EXERCISE ▸ Scan the data below for the string "несоблюдение". Copy every line where it appears.
* START *
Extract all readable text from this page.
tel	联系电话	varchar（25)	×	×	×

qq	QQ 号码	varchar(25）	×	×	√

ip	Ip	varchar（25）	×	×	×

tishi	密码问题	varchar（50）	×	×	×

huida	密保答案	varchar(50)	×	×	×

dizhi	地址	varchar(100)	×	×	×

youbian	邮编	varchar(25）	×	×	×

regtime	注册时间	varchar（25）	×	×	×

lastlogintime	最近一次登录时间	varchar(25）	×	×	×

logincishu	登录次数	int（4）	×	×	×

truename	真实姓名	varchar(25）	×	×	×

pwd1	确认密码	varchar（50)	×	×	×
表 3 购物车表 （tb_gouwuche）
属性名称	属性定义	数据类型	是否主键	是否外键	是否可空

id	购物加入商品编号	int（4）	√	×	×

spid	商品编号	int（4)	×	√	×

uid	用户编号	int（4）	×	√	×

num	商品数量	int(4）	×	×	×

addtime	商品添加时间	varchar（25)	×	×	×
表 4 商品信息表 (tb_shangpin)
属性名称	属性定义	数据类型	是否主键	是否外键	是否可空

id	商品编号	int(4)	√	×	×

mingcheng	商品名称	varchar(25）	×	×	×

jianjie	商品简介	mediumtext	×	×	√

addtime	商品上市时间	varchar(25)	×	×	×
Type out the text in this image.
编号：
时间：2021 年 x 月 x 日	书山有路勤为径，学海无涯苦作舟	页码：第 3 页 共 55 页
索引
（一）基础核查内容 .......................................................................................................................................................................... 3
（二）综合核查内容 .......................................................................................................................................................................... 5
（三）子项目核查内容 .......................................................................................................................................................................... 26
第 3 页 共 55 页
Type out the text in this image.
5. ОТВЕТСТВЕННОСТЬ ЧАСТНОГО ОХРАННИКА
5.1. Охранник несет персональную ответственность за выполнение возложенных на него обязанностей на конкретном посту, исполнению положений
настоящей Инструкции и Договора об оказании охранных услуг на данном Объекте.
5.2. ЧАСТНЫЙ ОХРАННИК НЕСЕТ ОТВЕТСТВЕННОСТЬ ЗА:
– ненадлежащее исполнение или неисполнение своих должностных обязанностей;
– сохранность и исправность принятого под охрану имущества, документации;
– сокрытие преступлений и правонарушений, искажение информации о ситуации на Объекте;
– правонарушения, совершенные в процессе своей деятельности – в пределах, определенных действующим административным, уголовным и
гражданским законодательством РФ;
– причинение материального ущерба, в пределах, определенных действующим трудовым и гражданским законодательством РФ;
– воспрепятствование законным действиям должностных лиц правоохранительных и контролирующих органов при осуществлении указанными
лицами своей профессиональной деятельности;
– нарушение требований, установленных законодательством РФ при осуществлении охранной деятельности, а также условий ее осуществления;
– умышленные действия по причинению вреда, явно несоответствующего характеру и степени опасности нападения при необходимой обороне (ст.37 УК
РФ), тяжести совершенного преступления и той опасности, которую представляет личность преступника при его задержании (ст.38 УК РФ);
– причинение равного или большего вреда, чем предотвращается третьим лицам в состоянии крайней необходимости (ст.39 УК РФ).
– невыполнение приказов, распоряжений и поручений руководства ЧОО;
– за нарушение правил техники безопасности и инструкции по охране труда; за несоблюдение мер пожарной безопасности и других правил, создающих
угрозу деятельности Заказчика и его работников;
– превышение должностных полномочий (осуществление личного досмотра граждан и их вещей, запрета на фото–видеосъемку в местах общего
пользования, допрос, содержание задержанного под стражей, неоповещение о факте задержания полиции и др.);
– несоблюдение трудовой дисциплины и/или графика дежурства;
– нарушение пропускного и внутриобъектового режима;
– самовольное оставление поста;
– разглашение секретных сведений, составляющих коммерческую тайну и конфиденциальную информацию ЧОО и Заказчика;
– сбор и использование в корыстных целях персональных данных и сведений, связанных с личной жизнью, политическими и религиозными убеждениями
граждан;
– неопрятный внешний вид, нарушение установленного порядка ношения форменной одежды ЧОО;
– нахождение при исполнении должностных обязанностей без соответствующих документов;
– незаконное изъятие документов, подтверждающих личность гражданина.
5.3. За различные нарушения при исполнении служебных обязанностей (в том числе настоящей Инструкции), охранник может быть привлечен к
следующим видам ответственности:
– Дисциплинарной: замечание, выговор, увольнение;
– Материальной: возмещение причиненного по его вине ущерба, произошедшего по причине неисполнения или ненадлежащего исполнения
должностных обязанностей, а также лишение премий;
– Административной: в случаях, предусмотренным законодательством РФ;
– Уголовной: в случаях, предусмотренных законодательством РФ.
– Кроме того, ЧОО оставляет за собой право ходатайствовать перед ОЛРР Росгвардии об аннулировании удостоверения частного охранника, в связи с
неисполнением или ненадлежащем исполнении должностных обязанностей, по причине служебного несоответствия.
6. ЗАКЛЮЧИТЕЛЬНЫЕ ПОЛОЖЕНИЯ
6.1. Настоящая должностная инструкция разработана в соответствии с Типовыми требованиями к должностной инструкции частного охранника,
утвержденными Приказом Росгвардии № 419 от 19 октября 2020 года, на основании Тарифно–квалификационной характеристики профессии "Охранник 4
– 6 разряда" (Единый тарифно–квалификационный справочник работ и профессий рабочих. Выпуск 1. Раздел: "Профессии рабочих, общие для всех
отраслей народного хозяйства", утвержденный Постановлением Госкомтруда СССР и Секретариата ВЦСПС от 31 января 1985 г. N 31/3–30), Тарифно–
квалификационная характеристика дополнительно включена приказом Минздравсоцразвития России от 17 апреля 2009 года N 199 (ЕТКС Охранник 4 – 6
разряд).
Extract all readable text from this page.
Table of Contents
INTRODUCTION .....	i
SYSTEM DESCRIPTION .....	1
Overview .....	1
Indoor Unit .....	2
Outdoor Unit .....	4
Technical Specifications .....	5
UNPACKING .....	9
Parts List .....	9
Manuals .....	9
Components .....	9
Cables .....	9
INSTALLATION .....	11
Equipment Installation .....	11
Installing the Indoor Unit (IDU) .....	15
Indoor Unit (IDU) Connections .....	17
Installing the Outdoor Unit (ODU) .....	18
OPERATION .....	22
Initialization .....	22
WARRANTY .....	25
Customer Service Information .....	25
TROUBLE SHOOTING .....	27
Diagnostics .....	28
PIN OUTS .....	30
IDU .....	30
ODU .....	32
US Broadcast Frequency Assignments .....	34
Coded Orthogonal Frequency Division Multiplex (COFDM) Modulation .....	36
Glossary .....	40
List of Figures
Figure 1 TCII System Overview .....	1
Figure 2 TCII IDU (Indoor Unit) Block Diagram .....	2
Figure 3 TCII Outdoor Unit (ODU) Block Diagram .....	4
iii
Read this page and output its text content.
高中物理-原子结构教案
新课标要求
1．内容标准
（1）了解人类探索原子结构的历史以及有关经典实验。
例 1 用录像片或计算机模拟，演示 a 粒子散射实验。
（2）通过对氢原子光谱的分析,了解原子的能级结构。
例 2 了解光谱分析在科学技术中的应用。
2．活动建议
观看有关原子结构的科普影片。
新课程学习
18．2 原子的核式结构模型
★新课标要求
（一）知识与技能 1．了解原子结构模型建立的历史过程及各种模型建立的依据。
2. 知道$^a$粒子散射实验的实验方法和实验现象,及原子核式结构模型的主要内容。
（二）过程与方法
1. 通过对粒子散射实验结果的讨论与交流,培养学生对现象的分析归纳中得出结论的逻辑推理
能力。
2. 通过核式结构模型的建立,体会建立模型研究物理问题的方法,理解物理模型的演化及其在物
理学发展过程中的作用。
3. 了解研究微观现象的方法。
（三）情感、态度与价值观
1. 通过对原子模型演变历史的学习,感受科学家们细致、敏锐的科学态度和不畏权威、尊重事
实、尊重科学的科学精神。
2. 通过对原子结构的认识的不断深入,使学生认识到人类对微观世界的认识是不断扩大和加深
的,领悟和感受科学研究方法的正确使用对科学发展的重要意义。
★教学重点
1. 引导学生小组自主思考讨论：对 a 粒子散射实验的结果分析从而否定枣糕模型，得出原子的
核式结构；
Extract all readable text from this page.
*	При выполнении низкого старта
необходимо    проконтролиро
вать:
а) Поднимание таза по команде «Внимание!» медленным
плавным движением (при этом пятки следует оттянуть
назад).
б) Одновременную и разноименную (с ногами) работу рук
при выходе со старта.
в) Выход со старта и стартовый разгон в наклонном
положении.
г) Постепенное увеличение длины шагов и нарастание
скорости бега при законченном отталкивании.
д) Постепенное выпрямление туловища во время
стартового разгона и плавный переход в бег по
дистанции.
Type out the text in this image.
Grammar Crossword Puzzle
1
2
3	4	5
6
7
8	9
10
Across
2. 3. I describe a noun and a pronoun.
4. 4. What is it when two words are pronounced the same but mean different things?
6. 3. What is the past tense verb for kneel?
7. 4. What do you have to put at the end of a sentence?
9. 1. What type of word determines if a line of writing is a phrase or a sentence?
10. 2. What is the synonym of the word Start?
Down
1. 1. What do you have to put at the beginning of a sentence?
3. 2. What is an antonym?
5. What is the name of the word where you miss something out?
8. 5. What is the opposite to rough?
* END *
WRITTEN RESPONSE ▸
– за нарушение правил техники безопасности и инструкции по охране труда; за несоблюдение мер пожарной безопасности и других правил, создающих
– несоблюдение трудовой дисциплины и/или графика дежурства;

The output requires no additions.